● WHAT YOU WILL DO
Go through the entries one line at a time, and gather every line that has the word "country".

>>>

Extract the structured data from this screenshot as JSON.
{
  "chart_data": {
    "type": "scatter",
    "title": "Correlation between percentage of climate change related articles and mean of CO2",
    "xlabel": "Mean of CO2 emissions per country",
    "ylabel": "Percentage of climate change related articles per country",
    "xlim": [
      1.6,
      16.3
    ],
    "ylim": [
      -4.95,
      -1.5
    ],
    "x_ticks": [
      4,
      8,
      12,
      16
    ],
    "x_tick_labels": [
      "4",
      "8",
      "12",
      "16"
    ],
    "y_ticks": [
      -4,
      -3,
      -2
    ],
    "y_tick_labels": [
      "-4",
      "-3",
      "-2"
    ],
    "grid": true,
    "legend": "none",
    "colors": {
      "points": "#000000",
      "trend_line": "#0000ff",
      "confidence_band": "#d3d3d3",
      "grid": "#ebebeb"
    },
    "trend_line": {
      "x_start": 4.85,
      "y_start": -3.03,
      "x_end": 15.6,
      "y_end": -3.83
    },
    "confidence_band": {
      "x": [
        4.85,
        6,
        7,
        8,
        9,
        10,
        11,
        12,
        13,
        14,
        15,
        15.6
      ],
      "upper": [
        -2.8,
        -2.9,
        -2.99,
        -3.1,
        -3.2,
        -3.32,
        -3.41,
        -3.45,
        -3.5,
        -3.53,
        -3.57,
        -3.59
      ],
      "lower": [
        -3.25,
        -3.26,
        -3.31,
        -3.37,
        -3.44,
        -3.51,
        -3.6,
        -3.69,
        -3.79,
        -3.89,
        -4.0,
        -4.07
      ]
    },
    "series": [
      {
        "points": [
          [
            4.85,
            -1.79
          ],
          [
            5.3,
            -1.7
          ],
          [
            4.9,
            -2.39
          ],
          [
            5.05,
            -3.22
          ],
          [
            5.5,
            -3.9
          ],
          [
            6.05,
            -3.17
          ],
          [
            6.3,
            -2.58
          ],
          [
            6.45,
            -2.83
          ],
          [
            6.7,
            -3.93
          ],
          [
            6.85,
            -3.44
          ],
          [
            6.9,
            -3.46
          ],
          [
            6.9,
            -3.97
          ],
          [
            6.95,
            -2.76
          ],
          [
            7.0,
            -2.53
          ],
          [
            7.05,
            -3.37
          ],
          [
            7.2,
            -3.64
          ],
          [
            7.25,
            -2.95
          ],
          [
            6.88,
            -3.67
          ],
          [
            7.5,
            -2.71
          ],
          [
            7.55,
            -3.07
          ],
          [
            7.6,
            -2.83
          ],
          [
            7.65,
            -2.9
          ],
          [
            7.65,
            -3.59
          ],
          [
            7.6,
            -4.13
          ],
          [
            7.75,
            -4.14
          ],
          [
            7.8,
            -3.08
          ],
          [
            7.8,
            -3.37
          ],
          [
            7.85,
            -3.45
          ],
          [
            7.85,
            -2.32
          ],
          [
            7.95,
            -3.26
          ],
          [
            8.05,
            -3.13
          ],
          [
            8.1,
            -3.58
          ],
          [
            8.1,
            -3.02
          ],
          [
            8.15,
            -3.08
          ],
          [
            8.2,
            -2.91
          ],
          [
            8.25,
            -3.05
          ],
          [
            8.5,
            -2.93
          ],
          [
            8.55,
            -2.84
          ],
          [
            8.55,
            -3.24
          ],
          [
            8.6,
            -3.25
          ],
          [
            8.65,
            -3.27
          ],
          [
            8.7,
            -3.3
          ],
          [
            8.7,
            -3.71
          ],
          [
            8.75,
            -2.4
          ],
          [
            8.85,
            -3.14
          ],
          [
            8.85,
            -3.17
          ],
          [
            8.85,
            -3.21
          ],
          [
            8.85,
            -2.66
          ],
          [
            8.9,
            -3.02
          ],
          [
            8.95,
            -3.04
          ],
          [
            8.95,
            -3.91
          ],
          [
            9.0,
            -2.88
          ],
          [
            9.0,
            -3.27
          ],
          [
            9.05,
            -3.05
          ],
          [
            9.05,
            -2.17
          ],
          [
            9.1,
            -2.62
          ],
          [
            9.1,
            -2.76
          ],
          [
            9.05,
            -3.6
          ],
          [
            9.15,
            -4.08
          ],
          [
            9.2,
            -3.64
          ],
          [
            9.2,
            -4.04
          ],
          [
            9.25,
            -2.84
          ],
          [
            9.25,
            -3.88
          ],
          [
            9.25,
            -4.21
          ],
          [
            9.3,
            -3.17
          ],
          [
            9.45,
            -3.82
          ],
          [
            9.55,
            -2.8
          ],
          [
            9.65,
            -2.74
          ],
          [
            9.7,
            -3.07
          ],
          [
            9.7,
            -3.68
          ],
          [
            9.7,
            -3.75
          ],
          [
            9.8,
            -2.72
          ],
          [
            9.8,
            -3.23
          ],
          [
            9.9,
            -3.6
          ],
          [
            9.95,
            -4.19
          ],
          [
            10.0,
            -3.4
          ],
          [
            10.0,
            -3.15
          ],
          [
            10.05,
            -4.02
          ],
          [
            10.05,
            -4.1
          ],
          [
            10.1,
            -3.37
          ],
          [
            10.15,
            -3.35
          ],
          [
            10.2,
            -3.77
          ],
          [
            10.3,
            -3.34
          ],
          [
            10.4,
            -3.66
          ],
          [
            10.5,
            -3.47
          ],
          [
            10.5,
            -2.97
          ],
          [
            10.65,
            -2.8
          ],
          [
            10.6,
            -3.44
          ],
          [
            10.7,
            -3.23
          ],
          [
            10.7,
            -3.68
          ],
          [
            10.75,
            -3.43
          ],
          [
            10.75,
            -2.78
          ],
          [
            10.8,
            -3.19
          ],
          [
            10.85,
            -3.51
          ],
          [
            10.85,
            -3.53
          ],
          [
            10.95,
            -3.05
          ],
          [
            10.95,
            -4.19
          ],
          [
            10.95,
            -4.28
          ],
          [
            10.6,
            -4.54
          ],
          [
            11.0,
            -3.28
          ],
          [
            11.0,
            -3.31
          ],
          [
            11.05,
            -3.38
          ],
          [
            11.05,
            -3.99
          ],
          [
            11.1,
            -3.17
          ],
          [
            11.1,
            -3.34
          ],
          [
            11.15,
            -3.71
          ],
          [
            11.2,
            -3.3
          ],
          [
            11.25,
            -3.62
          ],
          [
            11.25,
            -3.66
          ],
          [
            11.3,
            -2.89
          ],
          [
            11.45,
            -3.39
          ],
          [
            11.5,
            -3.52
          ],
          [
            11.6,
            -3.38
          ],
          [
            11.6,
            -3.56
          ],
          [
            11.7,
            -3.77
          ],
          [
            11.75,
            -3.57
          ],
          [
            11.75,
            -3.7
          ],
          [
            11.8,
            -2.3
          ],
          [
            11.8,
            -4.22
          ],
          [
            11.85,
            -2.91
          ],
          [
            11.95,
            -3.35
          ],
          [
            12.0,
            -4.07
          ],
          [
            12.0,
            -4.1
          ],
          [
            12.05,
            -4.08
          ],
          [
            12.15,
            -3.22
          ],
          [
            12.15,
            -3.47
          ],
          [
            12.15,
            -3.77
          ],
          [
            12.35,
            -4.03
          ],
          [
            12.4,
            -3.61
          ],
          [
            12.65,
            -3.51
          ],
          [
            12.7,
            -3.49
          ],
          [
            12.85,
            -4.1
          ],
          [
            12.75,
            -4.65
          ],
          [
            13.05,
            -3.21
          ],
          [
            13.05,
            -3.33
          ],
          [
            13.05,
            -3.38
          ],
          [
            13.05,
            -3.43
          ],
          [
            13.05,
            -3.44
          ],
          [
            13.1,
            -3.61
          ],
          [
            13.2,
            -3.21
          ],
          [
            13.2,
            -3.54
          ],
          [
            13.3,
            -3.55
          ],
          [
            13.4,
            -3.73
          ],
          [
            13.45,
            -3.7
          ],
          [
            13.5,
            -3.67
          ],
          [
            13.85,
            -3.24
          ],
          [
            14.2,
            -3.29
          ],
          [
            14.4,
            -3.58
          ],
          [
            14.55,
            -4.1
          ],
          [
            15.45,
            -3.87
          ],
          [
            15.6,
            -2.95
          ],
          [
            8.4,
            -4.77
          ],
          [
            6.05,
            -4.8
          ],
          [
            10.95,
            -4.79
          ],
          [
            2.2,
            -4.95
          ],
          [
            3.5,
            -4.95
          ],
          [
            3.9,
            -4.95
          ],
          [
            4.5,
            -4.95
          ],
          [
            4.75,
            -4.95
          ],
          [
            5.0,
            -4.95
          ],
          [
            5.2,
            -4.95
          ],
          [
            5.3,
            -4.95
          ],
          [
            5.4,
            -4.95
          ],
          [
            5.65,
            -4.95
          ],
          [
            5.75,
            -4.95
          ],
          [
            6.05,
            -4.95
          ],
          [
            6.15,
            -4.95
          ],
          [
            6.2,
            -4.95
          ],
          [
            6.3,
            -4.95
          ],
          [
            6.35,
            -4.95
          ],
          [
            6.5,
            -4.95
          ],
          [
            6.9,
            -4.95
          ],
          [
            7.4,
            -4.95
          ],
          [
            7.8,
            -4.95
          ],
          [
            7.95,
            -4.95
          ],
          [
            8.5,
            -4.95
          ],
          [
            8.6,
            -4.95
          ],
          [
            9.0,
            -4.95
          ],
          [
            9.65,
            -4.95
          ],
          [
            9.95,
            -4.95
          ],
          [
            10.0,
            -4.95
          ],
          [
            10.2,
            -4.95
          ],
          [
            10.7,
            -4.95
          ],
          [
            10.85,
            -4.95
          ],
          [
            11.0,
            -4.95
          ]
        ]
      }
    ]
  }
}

<<<

● SOLUTION
    "xlabel": "Mean of CO2 emissions per country",
    "ylabel": "Percentage of climate change related articles per country",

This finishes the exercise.